───── Entries provided ─────
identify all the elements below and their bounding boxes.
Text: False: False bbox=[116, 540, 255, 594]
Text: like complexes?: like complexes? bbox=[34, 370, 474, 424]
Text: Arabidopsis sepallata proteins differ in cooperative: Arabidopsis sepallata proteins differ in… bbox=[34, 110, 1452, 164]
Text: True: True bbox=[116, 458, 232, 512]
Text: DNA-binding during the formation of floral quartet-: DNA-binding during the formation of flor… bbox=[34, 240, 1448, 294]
─────
• _Description of the task_:
Please show every line of the entries above that contains the word "Text".

• _Final answer_:
Text: False: False bbox=[116, 540, 255, 594]
Text: like complexes?: like complexes? bbox=[34, 370, 474, 424]
Text: Arabidopsis sepallata proteins differ in cooperative: Arabidopsis sepallata proteins differ in… bbox=[34, 110, 1452, 164]
Text: True: True bbox=[116, 458, 232, 512]
Text: DNA-binding during the formation of floral quartet-: DNA-binding during the formation of flor… bbox=[34, 240, 1448, 294]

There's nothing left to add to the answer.